▶ **Exercise prompt**: Copy every line in which the string "group" occurs.

BEGIN Input

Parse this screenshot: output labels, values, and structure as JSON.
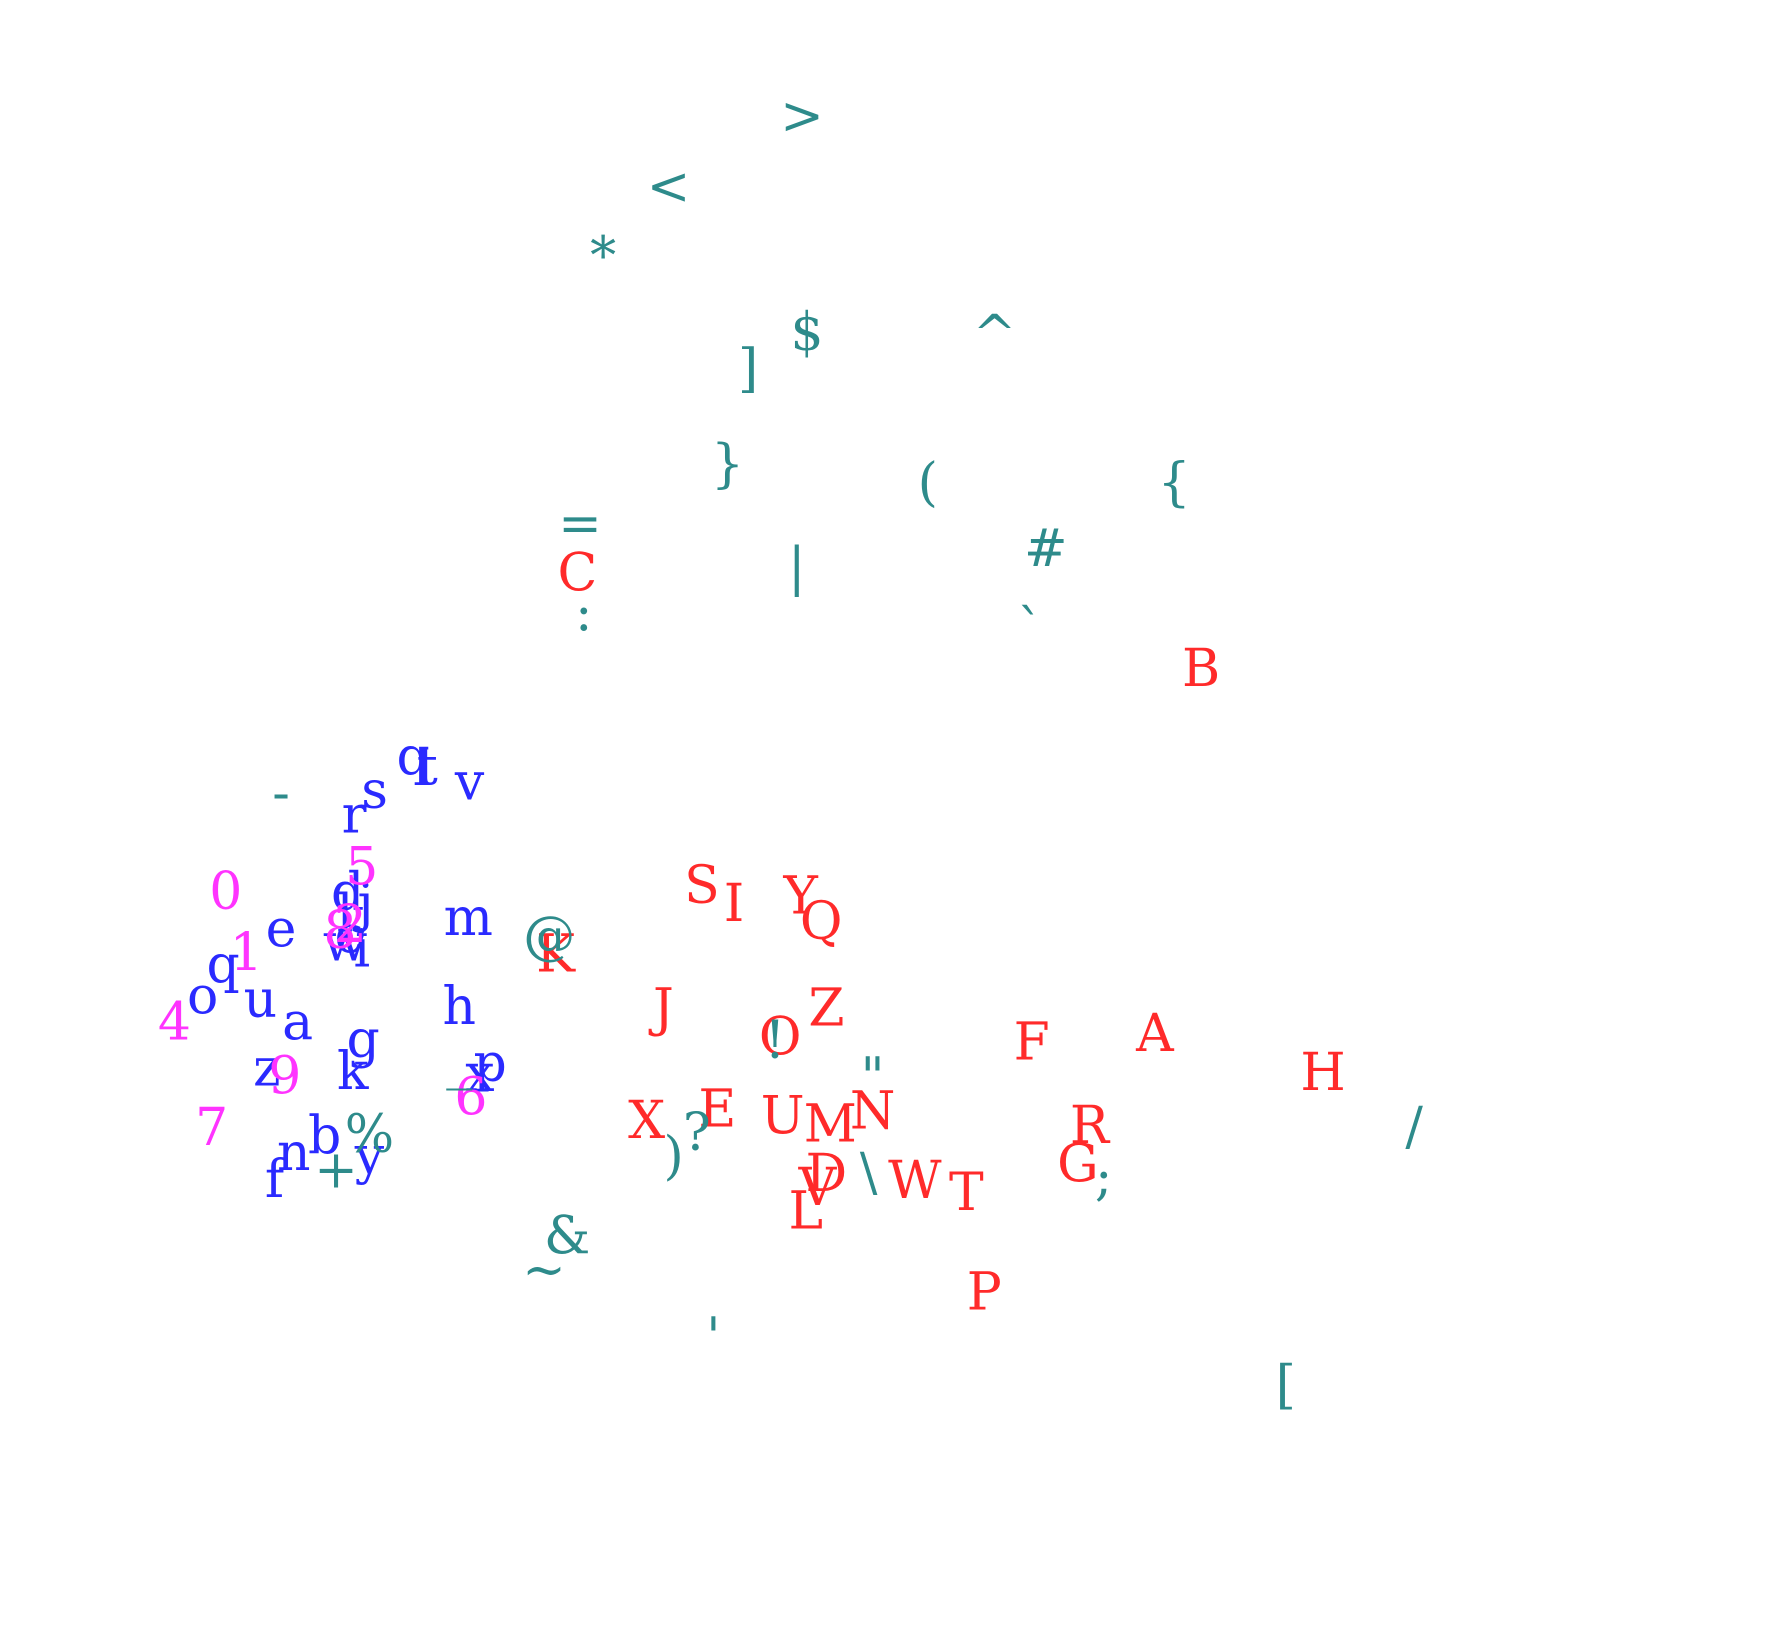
{
  "chart_data": {
    "type": "scatter",
    "marker": "text",
    "title": "",
    "xlabel": "",
    "ylabel": "",
    "xlim": [
      -6.0,
      6.0
    ],
    "ylim": [
      -6.0,
      6.0
    ],
    "axes_visible": false,
    "grid": false,
    "colors": {
      "lowercase": "#2a2aff",
      "digits": "#ff33ff",
      "uppercase": "#ff2a2a",
      "symbols": "#2e8b8b"
    },
    "series": [
      {
        "group": "lowercase",
        "color": "#2a2aff",
        "points": [
          {
            "label": "a",
            "x": -4.46,
            "y": -1.71
          },
          {
            "label": "b",
            "x": -4.25,
            "y": -2.68
          },
          {
            "label": "c",
            "x": -4.06,
            "y": -0.97
          },
          {
            "label": "d",
            "x": -4.07,
            "y": -0.61
          },
          {
            "label": "e",
            "x": -4.59,
            "y": -0.92
          },
          {
            "label": "f",
            "x": -4.64,
            "y": -3.05
          },
          {
            "label": "g",
            "x": -3.95,
            "y": -1.86
          },
          {
            "label": "h",
            "x": -3.2,
            "y": -1.58
          },
          {
            "label": "i",
            "x": -3.96,
            "y": -1.09
          },
          {
            "label": "j",
            "x": -3.93,
            "y": -0.7
          },
          {
            "label": "k",
            "x": -4.03,
            "y": -2.13
          },
          {
            "label": "l",
            "x": -4.09,
            "y": -0.79
          },
          {
            "label": "m",
            "x": -3.13,
            "y": -0.82
          },
          {
            "label": "n",
            "x": -4.49,
            "y": -2.82
          },
          {
            "label": "o",
            "x": -5.2,
            "y": -1.49
          },
          {
            "label": "p",
            "x": -2.96,
            "y": -2.06
          },
          {
            "label": "q",
            "x": -3.56,
            "y": 0.55
          },
          {
            "label": "q",
            "x": -5.04,
            "y": -1.22
          },
          {
            "label": "r",
            "x": -4.02,
            "y": 0.05
          },
          {
            "label": "s",
            "x": -3.86,
            "y": 0.26
          },
          {
            "label": "t",
            "x": -3.45,
            "y": 0.46
          },
          {
            "label": "u",
            "x": -4.75,
            "y": -1.52
          },
          {
            "label": "v",
            "x": -3.12,
            "y": 0.33
          },
          {
            "label": "w",
            "x": -4.09,
            "y": -1.04
          },
          {
            "label": "x",
            "x": -3.04,
            "y": -2.15
          },
          {
            "label": "y",
            "x": -3.9,
            "y": -2.85
          },
          {
            "label": "z",
            "x": -4.7,
            "y": -2.1
          }
        ]
      },
      {
        "group": "digits",
        "color": "#ff33ff",
        "points": [
          {
            "label": "0",
            "x": -5.02,
            "y": -0.6
          },
          {
            "label": "1",
            "x": -4.86,
            "y": -1.12
          },
          {
            "label": "2",
            "x": -4.05,
            "y": -0.88
          },
          {
            "label": "4",
            "x": -5.42,
            "y": -1.71
          },
          {
            "label": "5",
            "x": -3.96,
            "y": -0.39
          },
          {
            "label": "6",
            "x": -3.11,
            "y": -2.35
          },
          {
            "label": "7",
            "x": -5.13,
            "y": -2.61
          },
          {
            "label": "8",
            "x": -4.13,
            "y": -0.93
          },
          {
            "label": "9",
            "x": -4.56,
            "y": -2.17
          }
        ]
      },
      {
        "group": "uppercase",
        "color": "#ff2a2a",
        "points": [
          {
            "label": "A",
            "x": 2.22,
            "y": -1.81
          },
          {
            "label": "B",
            "x": 2.58,
            "y": 1.3
          },
          {
            "label": "C",
            "x": -2.28,
            "y": 2.11
          },
          {
            "label": "D",
            "x": -0.34,
            "y": -3.0
          },
          {
            "label": "E",
            "x": -1.19,
            "y": -2.45
          },
          {
            "label": "F",
            "x": 1.26,
            "y": -1.88
          },
          {
            "label": "G",
            "x": 1.62,
            "y": -2.92
          },
          {
            "label": "H",
            "x": 3.53,
            "y": -2.14
          },
          {
            "label": "I",
            "x": -1.06,
            "y": -0.7
          },
          {
            "label": "J",
            "x": -1.61,
            "y": -1.59
          },
          {
            "label": "K",
            "x": -2.45,
            "y": -1.13
          },
          {
            "label": "L",
            "x": -0.5,
            "y": -3.32
          },
          {
            "label": "M",
            "x": -0.31,
            "y": -2.58
          },
          {
            "label": "N",
            "x": 0.02,
            "y": -2.47
          },
          {
            "label": "O",
            "x": -0.7,
            "y": -1.84
          },
          {
            "label": "P",
            "x": 0.89,
            "y": -4.01
          },
          {
            "label": "Q",
            "x": -0.38,
            "y": -0.85
          },
          {
            "label": "R",
            "x": 1.71,
            "y": -2.59
          },
          {
            "label": "S",
            "x": -1.31,
            "y": -0.55
          },
          {
            "label": "T",
            "x": 0.75,
            "y": -3.16
          },
          {
            "label": "U",
            "x": -0.68,
            "y": -2.51
          },
          {
            "label": "V",
            "x": -0.41,
            "y": -3.12
          },
          {
            "label": "W",
            "x": 0.35,
            "y": -3.06
          },
          {
            "label": "X",
            "x": -1.74,
            "y": -2.55
          },
          {
            "label": "Y",
            "x": -0.54,
            "y": -0.64
          },
          {
            "label": "Z",
            "x": -0.34,
            "y": -1.59
          }
        ]
      },
      {
        "group": "symbols",
        "color": "#2e8b8b",
        "points": [
          {
            "label": ">",
            "x": -0.53,
            "y": 6.0
          },
          {
            "label": "<",
            "x": -1.57,
            "y": 5.4
          },
          {
            "label": "*",
            "x": -2.08,
            "y": 4.81
          },
          {
            "label": "$",
            "x": -0.49,
            "y": 4.16
          },
          {
            "label": "^",
            "x": 0.97,
            "y": 4.14
          },
          {
            "label": "]",
            "x": -0.95,
            "y": 3.85
          },
          {
            "label": "}",
            "x": -1.11,
            "y": 3.04
          },
          {
            "label": "(",
            "x": 0.45,
            "y": 2.88
          },
          {
            "label": "{",
            "x": 2.37,
            "y": 2.88
          },
          {
            "label": "=",
            "x": -2.26,
            "y": 2.53
          },
          {
            "label": "#",
            "x": 1.37,
            "y": 2.32
          },
          {
            "label": "|",
            "x": -0.57,
            "y": 2.16
          },
          {
            "label": "`",
            "x": 1.25,
            "y": 1.63
          },
          {
            "label": ":",
            "x": -2.23,
            "y": 1.77
          },
          {
            "label": "@",
            "x": -2.5,
            "y": -0.98
          },
          {
            "label": "!",
            "x": -0.74,
            "y": -1.87
          },
          {
            "label": "\"",
            "x": 0.02,
            "y": -2.18
          },
          {
            "label": "?",
            "x": -1.35,
            "y": -2.65
          },
          {
            "label": ")",
            "x": -1.53,
            "y": -2.85
          },
          {
            "label": "%",
            "x": -3.9,
            "y": -2.67
          },
          {
            "label": "+",
            "x": -4.16,
            "y": -2.97
          },
          {
            "label": "_",
            "x": -3.2,
            "y": -2.04
          },
          {
            "label": "-",
            "x": -4.59,
            "y": 0.24
          },
          {
            "label": "\\",
            "x": -0.01,
            "y": -2.99
          },
          {
            "label": ";",
            "x": 1.82,
            "y": -3.03
          },
          {
            "label": "/",
            "x": 4.24,
            "y": -2.6
          },
          {
            "label": "&",
            "x": -2.36,
            "y": -3.53
          },
          {
            "label": "~",
            "x": -2.54,
            "y": -3.82
          },
          {
            "label": "'",
            "x": -1.22,
            "y": -4.39
          },
          {
            "label": "[",
            "x": 3.24,
            "y": -4.8
          }
        ]
      }
    ]
  }
}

END Input

▶ **Written solution**:
        "group": "lowercase",
        "group": "digits",
        "group": "uppercase",
        "group": "symbols",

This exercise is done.